## Data provided

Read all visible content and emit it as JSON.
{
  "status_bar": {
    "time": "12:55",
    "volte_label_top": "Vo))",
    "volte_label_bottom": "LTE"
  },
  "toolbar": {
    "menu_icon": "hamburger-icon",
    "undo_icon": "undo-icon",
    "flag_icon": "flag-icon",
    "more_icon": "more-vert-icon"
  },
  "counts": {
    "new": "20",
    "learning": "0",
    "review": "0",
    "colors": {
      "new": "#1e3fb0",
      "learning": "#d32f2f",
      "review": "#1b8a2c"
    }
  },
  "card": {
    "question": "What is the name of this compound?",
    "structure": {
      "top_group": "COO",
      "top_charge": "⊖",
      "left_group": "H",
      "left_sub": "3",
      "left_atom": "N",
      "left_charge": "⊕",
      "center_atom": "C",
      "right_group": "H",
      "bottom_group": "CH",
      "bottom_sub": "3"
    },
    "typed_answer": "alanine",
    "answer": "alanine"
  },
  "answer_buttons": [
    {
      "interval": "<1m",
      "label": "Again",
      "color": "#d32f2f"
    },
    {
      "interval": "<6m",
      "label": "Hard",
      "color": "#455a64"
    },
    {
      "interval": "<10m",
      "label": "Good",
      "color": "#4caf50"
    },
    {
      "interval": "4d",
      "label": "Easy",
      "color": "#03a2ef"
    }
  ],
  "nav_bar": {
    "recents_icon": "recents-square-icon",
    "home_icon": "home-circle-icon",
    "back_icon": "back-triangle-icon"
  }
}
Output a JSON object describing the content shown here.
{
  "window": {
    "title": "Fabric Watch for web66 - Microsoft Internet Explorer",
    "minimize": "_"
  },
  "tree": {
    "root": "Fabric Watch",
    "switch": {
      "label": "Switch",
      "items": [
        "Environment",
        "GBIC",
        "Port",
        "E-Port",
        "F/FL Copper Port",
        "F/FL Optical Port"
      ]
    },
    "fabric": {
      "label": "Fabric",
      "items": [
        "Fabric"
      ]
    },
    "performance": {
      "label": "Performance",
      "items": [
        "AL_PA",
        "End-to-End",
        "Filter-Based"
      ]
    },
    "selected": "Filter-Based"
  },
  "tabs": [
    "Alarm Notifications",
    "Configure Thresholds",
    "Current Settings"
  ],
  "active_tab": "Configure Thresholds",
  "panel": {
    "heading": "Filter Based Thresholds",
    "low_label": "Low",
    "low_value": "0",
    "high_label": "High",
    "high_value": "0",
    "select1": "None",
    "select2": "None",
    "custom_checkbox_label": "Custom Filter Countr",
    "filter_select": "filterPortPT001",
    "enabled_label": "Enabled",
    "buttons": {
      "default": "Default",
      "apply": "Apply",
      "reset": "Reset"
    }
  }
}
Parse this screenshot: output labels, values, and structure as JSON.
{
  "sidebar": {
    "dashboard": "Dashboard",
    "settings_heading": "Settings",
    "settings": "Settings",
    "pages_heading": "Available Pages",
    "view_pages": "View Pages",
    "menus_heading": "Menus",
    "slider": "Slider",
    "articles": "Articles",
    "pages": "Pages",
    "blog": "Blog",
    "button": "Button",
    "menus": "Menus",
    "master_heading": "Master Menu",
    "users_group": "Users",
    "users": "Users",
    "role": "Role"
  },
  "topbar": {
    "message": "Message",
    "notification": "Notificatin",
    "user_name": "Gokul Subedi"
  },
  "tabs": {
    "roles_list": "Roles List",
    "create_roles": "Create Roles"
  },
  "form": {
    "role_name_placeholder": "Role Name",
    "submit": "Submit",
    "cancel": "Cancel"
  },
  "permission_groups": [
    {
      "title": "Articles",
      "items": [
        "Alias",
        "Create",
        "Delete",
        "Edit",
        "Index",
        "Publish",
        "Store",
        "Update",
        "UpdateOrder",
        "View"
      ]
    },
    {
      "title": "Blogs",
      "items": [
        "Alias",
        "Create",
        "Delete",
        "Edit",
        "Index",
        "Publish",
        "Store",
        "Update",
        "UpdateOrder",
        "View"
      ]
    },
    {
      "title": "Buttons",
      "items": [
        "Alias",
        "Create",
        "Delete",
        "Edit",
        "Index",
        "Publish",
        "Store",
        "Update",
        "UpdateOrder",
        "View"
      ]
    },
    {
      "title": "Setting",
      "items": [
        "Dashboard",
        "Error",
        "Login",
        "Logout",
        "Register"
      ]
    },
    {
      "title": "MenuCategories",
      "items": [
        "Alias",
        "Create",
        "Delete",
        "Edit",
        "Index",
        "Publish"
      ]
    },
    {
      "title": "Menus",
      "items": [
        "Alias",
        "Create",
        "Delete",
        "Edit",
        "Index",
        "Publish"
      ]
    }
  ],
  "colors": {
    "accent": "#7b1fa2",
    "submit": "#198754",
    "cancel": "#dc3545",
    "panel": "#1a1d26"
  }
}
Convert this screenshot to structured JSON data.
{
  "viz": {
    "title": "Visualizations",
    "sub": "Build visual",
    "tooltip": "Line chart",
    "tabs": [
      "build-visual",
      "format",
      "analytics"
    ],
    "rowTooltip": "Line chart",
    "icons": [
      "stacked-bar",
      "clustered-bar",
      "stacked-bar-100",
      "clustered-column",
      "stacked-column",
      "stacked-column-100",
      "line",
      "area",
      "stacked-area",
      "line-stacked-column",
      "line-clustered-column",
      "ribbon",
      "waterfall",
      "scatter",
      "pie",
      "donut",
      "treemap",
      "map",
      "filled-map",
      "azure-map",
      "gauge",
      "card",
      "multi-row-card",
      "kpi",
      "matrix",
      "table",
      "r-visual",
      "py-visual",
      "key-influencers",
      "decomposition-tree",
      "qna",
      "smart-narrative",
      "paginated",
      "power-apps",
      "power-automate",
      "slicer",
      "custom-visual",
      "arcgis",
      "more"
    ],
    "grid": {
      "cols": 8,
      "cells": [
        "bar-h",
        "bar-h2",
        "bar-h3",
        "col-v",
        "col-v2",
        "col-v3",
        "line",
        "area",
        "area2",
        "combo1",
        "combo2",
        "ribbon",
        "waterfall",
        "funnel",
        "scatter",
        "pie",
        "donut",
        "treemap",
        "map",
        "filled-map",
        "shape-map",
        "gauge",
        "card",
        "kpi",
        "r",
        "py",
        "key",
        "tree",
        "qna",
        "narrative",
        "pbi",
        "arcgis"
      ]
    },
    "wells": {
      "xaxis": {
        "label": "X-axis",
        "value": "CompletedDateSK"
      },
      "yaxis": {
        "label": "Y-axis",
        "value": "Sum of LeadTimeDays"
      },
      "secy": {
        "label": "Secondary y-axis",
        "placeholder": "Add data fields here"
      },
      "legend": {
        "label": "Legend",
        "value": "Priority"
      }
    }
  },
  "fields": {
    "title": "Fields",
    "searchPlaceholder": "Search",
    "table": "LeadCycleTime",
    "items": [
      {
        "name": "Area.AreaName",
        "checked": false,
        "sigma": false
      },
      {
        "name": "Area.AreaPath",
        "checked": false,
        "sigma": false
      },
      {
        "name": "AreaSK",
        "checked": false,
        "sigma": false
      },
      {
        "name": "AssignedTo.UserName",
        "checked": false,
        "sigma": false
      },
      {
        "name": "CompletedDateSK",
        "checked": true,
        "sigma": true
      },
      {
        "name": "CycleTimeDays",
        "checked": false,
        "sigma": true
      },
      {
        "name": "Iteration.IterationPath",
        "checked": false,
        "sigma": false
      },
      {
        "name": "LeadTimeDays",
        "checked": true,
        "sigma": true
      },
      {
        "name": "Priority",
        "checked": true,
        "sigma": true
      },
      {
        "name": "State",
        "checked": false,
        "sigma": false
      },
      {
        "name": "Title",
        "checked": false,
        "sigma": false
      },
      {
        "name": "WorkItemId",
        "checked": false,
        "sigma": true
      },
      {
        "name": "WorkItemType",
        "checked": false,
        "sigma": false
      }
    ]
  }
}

## Aim of the task
Repeat the data in its entirety, character for character.

## Exercise answer
Read all visible content and emit it as JSON.
{
  "status_bar": {
    "time": "12:55",
    "volte_label_top": "Vo))",
    "volte_label_bottom": "LTE"
  },
  "toolbar": {
    "menu_icon": "hamburger-icon",
    "undo_icon": "undo-icon",
    "flag_icon": "flag-icon",
    "more_icon": "more-vert-icon"
  },
  "counts": {
    "new": "20",
    "learning": "0",
    "review": "0",
    "colors": {
      "new": "#1e3fb0",
      "learning": "#d32f2f",
      "review": "#1b8a2c"
    }
  },
  "card": {
    "question": "What is the name of this compound?",
    "structure": {
      "top_group": "COO",
      "top_charge": "⊖",
      "left_group": "H",
      "left_sub": "3",
      "left_atom": "N",
      "left_charge": "⊕",
      "center_atom": "C",
      "right_group": "H",
      "bottom_group": "CH",
      "bottom_sub": "3"
    },
    "typed_answer": "alanine",
    "answer": "alanine"
  },
  "answer_buttons": [
    {
      "interval": "<1m",
      "label": "Again",
      "color": "#d32f2f"
    },
    {
      "interval": "<6m",
      "label": "Hard",
      "color": "#455a64"
    },
    {
      "interval": "<10m",
      "label": "Good",
      "color": "#4caf50"
    },
    {
      "interval": "4d",
      "label": "Easy",
      "color": "#03a2ef"
    }
  ],
  "nav_bar": {
    "recents_icon": "recents-square-icon",
    "home_icon": "home-circle-icon",
    "back_icon": "back-triangle-icon"
  }
}
Output a JSON object describing the content shown here.
{
  "window": {
    "title": "Fabric Watch for web66 - Microsoft Internet Explorer",
    "minimize": "_"
  },
  "tree": {
    "root": "Fabric Watch",
    "switch": {
      "label": "Switch",
      "items": [
        "Environment",
        "GBIC",
        "Port",
        "E-Port",
        "F/FL Copper Port",
        "F/FL Optical Port"
      ]
    },
    "fabric": {
      "label": "Fabric",
      "items": [
        "Fabric"
      ]
    },
    "performance": {
      "label": "Performance",
      "items": [
        "AL_PA",
        "End-to-End",
        "Filter-Based"
      ]
    },
    "selected": "Filter-Based"
  },
  "tabs": [
    "Alarm Notifications",
    "Configure Thresholds",
    "Current Settings"
  ],
  "active_tab": "Configure Thresholds",
  "panel": {
    "heading": "Filter Based Thresholds",
    "low_label": "Low",
    "low_value": "0",
    "high_label": "High",
    "high_value": "0",
    "select1": "None",
    "select2": "None",
    "custom_checkbox_label": "Custom Filter Countr",
    "filter_select": "filterPortPT001",
    "enabled_label": "Enabled",
    "buttons": {
      "default": "Default",
      "apply": "Apply",
      "reset": "Reset"
    }
  }
}
Parse this screenshot: output labels, values, and structure as JSON.
{
  "sidebar": {
    "dashboard": "Dashboard",
    "settings_heading": "Settings",
    "settings": "Settings",
    "pages_heading": "Available Pages",
    "view_pages": "View Pages",
    "menus_heading": "Menus",
    "slider": "Slider",
    "articles": "Articles",
    "pages": "Pages",
    "blog": "Blog",
    "button": "Button",
    "menus": "Menus",
    "master_heading": "Master Menu",
    "users_group": "Users",
    "users": "Users",
    "role": "Role"
  },
  "topbar": {
    "message": "Message",
    "notification": "Notificatin",
    "user_name": "Gokul Subedi"
  },
  "tabs": {
    "roles_list": "Roles List",
    "create_roles": "Create Roles"
  },
  "form": {
    "role_name_placeholder": "Role Name",
    "submit": "Submit",
    "cancel": "Cancel"
  },
  "permission_groups": [
    {
      "title": "Articles",
      "items": [
        "Alias",
        "Create",
        "Delete",
        "Edit",
        "Index",
        "Publish",
        "Store",
        "Update",
        "UpdateOrder",
        "View"
      ]
    },
    {
      "title": "Blogs",
      "items": [
        "Alias",
        "Create",
        "Delete",
        "Edit",
        "Index",
        "Publish",
        "Store",
        "Update",
        "UpdateOrder",
        "View"
      ]
    },
    {
      "title": "Buttons",
      "items": [
        "Alias",
        "Create",
        "Delete",
        "Edit",
        "Index",
        "Publish",
        "Store",
        "Update",
        "UpdateOrder",
        "View"
      ]
    },
    {
      "title": "Setting",
      "items": [
        "Dashboard",
        "Error",
        "Login",
        "Logout",
        "Register"
      ]
    },
    {
      "title": "MenuCategories",
      "items": [
        "Alias",
        "Create",
        "Delete",
        "Edit",
        "Index",
        "Publish"
      ]
    },
    {
      "title": "Menus",
      "items": [
        "Alias",
        "Create",
        "Delete",
        "Edit",
        "Index",
        "Publish"
      ]
    }
  ],
  "colors": {
    "accent": "#7b1fa2",
    "submit": "#198754",
    "cancel": "#dc3545",
    "panel": "#1a1d26"
  }
}
Convert this screenshot to structured JSON data.
{
  "viz": {
    "title": "Visualizations",
    "sub": "Build visual",
    "tooltip": "Line chart",
    "tabs": [
      "build-visual",
      "format",
      "analytics"
    ],
    "rowTooltip": "Line chart",
    "icons": [
      "stacked-bar",
      "clustered-bar",
      "stacked-bar-100",
      "clustered-column",
      "stacked-column",
      "stacked-column-100",
      "line",
      "area",
      "stacked-area",
      "line-stacked-column",
      "line-clustered-column",
      "ribbon",
      "waterfall",
      "scatter",
      "pie",
      "donut",
      "treemap",
      "map",
      "filled-map",
      "azure-map",
      "gauge",
      "card",
      "multi-row-card",
      "kpi",
      "matrix",
      "table",
      "r-visual",
      "py-visual",
      "key-influencers",
      "decomposition-tree",
      "qna",
      "smart-narrative",
      "paginated",
      "power-apps",
      "power-automate",
      "slicer",
      "custom-visual",
      "arcgis",
      "more"
    ],
    "grid": {
      "cols": 8,
      "cells": [
        "bar-h",
        "bar-h2",
        "bar-h3",
        "col-v",
        "col-v2",
        "col-v3",
        "line",
        "area",
        "area2",
        "combo1",
        "combo2",
        "ribbon",
        "waterfall",
        "funnel",
        "scatter",
        "pie",
        "donut",
        "treemap",
        "map",
        "filled-map",
        "shape-map",
        "gauge",
        "card",
        "kpi",
        "r",
        "py",
        "key",
        "tree",
        "qna",
        "narrative",
        "pbi",
        "arcgis"
      ]
    },
    "wells": {
      "xaxis": {
        "label": "X-axis",
        "value": "CompletedDateSK"
      },
      "yaxis": {
        "label": "Y-axis",
        "value": "Sum of LeadTimeDays"
      },
      "secy": {
        "label": "Secondary y-axis",
        "placeholder": "Add data fields here"
      },
      "legend": {
        "label": "Legend",
        "value": "Priority"
      }
    }
  },
  "fields": {
    "title": "Fields",
    "searchPlaceholder": "Search",
    "table": "LeadCycleTime",
    "items": [
      {
        "name": "Area.AreaName",
        "checked": false,
        "sigma": false
      },
      {
        "name": "Area.AreaPath",
        "checked": false,
        "sigma": false
      },
      {
        "name": "AreaSK",
        "checked": false,
        "sigma": false
      },
      {
        "name": "AssignedTo.UserName",
        "checked": false,
        "sigma": false
      },
      {
        "name": "CompletedDateSK",
        "checked": true,
        "sigma": true
      },
      {
        "name": "CycleTimeDays",
        "checked": false,
        "sigma": true
      },
      {
        "name": "Iteration.IterationPath",
        "checked": false,
        "sigma": false
      },
      {
        "name": "LeadTimeDays",
        "checked": true,
        "sigma": true
      },
      {
        "name": "Priority",
        "checked": true,
        "sigma": true
      },
      {
        "name": "State",
        "checked": false,
        "sigma": false
      },
      {
        "name": "Title",
        "checked": false,
        "sigma": false
      },
      {
        "name": "WorkItemId",
        "checked": false,
        "sigma": true
      },
      {
        "name": "WorkItemType",
        "checked": false,
        "sigma": false
      }
    ]
  }
}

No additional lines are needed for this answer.